** Start **

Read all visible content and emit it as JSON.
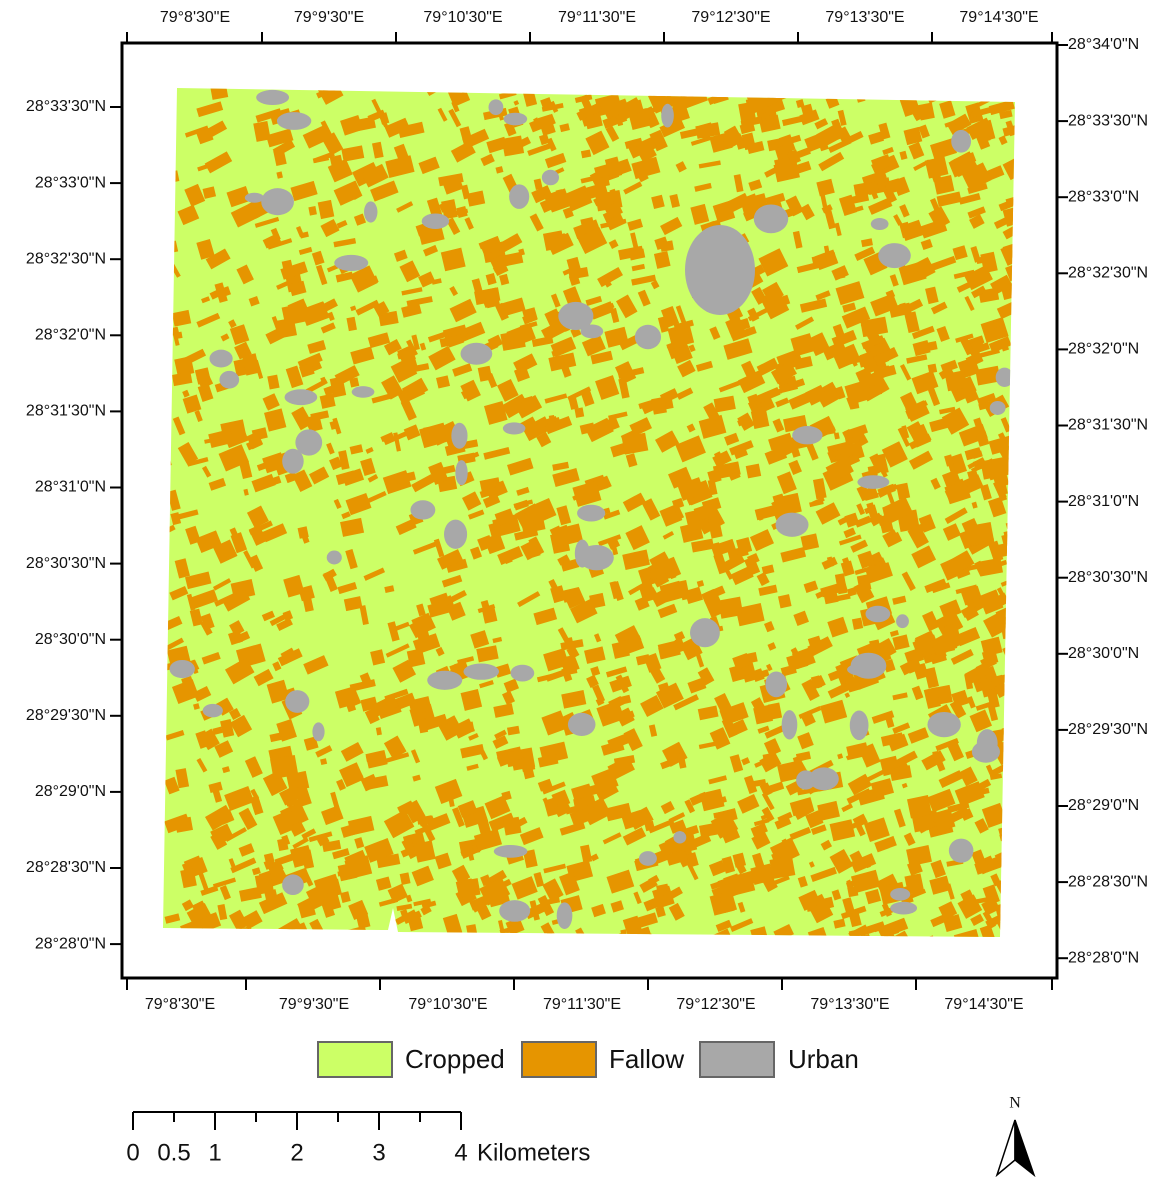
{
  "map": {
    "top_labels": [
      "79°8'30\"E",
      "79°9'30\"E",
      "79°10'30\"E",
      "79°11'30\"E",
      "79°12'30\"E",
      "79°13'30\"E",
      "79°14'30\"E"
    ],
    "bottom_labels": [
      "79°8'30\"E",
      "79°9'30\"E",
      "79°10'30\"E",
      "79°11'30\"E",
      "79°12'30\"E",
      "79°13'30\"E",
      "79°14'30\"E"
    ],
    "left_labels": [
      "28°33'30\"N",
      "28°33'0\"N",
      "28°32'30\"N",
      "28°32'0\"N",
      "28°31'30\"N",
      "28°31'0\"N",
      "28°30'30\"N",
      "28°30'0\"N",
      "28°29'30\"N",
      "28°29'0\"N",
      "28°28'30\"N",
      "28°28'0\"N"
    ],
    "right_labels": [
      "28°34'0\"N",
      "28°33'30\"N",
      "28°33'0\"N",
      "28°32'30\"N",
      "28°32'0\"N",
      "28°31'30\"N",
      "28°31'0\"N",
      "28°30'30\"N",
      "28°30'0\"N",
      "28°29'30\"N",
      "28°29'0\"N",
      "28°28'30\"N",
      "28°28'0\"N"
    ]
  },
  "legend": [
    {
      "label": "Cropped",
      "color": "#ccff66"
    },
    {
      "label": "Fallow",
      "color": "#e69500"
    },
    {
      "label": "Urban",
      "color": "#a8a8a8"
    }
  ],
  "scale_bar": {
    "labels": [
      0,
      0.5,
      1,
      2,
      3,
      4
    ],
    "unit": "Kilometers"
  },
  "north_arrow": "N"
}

** End **
** Start **

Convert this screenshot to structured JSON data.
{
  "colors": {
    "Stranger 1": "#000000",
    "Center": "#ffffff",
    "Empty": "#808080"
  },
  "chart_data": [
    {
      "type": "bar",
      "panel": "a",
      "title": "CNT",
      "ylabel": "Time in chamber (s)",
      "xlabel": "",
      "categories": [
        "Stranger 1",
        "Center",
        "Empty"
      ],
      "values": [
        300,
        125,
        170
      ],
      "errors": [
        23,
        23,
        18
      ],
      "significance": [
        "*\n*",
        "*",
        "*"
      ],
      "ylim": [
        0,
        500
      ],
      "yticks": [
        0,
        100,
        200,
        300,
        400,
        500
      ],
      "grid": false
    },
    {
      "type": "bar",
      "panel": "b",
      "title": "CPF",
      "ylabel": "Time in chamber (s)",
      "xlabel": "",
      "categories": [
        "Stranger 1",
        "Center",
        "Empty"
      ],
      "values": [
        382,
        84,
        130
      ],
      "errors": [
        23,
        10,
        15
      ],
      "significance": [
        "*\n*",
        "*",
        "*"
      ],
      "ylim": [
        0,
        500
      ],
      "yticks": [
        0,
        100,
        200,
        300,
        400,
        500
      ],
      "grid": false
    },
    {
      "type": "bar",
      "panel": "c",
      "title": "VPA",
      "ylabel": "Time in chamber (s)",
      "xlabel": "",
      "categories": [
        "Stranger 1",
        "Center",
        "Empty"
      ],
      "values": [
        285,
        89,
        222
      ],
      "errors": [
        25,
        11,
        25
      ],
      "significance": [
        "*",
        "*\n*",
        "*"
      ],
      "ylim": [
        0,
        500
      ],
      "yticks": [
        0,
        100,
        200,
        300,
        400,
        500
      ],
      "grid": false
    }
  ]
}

** End **

CHALLENGE: Look through the material and copy each line that has "JSON".

RESULT OF THIS EXERCISE:
Read all visible content and emit it as JSON.
Convert this screenshot to structured JSON data.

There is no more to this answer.